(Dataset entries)
- - -

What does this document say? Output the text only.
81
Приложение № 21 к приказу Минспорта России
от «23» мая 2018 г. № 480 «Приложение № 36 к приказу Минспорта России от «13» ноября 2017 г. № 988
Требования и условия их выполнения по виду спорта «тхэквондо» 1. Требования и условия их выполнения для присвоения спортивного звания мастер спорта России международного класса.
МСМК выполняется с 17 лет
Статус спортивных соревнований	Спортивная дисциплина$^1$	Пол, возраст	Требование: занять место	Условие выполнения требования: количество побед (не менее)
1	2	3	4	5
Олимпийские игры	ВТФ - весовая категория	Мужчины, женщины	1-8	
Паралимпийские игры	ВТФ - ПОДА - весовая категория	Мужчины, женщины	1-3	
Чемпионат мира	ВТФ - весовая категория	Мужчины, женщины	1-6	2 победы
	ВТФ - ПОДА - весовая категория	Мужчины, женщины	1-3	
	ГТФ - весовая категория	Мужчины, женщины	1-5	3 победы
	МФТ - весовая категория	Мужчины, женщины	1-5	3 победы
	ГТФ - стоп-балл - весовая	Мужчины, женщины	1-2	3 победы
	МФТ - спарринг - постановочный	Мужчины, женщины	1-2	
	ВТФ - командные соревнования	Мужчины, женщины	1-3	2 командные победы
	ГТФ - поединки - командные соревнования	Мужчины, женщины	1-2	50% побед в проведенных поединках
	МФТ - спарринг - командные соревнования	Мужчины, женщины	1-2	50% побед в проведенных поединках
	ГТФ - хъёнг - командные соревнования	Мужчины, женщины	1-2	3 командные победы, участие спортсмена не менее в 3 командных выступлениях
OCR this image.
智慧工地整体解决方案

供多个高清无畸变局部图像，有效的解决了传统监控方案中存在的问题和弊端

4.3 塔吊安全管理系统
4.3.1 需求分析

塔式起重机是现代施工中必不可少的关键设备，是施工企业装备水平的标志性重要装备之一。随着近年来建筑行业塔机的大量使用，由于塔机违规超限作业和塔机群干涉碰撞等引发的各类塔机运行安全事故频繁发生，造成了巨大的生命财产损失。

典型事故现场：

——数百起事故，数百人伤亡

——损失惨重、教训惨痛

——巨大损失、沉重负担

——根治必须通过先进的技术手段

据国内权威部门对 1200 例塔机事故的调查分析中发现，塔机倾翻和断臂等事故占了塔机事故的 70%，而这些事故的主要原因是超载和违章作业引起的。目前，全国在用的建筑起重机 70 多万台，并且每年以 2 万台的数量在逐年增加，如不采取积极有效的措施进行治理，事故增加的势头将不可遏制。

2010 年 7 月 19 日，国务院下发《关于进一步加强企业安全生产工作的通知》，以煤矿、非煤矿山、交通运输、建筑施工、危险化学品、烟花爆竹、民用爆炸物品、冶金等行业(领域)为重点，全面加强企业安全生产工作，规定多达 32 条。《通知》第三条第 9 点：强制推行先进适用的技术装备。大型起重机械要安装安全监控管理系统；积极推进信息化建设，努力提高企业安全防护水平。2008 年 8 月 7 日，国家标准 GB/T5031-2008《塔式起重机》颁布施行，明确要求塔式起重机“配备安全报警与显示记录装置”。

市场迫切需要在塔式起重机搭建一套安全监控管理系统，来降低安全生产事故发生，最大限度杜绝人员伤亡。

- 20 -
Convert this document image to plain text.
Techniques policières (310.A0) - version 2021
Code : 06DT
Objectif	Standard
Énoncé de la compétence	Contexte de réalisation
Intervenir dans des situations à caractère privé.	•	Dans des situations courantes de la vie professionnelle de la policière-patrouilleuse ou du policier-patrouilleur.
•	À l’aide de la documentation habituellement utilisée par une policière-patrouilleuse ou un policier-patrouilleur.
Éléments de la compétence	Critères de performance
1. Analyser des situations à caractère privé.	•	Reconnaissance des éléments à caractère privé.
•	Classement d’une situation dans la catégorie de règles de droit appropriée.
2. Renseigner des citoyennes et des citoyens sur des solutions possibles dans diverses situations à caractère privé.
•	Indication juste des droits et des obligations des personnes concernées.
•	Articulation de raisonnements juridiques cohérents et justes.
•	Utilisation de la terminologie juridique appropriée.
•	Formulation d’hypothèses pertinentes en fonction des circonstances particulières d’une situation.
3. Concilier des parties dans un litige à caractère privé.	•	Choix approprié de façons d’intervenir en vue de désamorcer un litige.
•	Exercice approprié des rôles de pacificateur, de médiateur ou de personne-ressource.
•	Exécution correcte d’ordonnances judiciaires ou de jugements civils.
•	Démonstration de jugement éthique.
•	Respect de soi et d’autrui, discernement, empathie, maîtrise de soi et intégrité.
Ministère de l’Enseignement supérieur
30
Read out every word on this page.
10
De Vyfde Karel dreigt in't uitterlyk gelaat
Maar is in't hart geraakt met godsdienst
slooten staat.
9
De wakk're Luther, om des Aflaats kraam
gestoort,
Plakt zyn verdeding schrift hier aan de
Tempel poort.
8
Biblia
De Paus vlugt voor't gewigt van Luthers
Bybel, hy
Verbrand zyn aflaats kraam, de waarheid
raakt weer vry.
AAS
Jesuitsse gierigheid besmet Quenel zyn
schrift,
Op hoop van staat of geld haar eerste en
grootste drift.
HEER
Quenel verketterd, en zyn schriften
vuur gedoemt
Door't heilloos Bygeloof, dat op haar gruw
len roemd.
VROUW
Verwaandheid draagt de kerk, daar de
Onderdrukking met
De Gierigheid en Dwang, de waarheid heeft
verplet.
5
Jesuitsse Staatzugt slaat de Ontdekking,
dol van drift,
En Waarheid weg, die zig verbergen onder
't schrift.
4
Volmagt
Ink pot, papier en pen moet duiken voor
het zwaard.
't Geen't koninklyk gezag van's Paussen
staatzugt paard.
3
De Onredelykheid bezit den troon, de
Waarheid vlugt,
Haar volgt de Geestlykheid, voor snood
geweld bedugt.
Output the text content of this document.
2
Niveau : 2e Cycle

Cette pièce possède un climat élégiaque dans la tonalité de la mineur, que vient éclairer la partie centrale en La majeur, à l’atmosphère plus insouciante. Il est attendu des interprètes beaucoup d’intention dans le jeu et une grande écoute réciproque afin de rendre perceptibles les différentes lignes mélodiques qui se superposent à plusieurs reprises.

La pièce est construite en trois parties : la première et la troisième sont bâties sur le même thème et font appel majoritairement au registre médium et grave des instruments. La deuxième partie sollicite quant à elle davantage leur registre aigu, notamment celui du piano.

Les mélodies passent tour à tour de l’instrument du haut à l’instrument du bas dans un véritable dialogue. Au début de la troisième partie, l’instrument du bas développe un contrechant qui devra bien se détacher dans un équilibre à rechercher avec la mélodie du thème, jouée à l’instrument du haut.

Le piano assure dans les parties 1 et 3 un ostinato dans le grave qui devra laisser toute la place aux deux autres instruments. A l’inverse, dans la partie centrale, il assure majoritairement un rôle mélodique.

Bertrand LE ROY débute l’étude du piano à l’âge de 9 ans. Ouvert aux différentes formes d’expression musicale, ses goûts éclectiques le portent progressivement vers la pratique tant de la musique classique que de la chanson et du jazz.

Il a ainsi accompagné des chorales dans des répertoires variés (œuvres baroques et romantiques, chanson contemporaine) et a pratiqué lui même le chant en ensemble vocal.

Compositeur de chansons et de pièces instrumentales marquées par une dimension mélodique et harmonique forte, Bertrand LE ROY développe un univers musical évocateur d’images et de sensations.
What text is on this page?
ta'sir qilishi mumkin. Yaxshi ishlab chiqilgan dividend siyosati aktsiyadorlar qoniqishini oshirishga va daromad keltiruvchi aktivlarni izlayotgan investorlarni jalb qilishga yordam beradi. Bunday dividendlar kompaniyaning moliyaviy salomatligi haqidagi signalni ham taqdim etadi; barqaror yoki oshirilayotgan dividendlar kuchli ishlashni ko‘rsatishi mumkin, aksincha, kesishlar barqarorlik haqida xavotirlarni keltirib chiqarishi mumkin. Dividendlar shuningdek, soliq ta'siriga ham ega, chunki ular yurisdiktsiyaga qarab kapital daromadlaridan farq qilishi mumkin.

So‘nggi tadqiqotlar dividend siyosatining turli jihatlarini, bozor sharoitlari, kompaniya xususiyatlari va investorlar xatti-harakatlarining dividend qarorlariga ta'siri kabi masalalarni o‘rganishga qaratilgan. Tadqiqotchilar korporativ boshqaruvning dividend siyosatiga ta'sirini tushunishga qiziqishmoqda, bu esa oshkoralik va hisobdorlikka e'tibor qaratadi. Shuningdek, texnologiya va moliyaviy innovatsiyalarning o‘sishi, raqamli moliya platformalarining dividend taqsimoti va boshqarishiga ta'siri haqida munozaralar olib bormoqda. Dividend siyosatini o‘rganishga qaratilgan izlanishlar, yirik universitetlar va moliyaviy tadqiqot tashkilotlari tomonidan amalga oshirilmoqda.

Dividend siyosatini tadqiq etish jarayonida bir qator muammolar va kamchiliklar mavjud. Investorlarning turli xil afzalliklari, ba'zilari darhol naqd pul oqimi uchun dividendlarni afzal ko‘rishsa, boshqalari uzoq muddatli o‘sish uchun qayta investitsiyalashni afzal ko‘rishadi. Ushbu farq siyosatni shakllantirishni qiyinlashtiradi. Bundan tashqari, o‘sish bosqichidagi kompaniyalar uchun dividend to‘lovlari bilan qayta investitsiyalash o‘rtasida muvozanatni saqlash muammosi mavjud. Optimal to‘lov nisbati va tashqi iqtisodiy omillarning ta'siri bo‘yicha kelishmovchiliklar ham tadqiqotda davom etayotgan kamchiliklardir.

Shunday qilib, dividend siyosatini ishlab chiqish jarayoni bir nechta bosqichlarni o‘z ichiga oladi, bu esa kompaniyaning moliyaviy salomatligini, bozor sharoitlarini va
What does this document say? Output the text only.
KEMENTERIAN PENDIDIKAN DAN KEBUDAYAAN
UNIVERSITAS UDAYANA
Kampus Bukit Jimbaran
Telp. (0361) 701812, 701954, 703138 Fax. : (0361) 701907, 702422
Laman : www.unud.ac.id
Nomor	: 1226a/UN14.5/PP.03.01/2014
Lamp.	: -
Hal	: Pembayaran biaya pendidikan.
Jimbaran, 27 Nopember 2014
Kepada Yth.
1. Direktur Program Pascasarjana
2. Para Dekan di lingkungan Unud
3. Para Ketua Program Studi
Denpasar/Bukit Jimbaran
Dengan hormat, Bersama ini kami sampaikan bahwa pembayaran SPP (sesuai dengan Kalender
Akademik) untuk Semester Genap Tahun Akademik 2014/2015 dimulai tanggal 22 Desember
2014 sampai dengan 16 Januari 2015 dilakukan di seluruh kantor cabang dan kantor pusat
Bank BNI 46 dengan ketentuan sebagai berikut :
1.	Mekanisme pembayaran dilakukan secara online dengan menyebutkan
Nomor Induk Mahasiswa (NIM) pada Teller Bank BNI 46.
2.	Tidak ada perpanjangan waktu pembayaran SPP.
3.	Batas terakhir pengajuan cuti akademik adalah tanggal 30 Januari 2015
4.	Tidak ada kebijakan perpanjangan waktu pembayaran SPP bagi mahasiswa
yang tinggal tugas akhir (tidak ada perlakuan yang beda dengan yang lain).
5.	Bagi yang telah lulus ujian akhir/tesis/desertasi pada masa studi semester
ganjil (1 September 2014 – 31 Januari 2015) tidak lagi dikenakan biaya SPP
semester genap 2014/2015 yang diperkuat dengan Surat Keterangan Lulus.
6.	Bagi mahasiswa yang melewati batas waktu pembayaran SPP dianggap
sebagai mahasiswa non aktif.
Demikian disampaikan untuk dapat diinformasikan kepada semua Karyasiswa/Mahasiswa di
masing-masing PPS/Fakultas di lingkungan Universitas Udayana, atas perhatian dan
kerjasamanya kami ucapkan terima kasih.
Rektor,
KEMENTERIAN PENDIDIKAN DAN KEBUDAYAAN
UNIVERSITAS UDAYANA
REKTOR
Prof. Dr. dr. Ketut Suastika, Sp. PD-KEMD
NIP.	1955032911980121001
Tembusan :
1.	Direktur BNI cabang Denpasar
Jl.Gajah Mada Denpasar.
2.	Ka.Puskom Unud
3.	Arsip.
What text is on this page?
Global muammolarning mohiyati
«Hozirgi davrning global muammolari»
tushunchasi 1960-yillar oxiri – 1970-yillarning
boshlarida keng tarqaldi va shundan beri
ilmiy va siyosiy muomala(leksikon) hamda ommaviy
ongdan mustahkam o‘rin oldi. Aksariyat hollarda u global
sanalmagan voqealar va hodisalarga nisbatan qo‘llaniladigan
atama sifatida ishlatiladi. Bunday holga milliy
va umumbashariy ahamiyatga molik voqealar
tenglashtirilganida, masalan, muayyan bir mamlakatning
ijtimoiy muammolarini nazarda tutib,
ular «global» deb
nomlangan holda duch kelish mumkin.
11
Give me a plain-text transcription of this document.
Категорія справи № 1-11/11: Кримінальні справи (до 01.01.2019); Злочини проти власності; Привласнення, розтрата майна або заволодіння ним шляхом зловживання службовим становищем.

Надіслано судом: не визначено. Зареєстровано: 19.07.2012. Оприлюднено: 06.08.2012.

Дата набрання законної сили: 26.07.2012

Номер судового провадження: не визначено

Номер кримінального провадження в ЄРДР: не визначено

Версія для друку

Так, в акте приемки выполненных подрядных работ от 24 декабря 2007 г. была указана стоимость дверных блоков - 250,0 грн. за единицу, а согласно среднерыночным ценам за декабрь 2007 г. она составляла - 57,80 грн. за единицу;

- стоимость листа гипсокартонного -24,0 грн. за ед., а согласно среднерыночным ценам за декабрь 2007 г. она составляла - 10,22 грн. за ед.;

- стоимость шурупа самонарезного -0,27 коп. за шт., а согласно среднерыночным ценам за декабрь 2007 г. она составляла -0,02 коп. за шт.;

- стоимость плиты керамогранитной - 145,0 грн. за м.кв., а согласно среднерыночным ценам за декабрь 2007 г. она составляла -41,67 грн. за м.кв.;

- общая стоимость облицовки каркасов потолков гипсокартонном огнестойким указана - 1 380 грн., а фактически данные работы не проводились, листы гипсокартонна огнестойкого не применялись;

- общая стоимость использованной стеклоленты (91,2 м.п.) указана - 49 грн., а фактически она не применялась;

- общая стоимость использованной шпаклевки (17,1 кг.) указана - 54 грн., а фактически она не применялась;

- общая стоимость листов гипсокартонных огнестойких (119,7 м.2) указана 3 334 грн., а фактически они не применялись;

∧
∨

- - -

> _Exercise_
Where a line of the entries contains the word "Para", copy that line.

> _Answer to this exercise_
2. Para Dekan di lingkungan Unud
3. Para Ketua Program Studi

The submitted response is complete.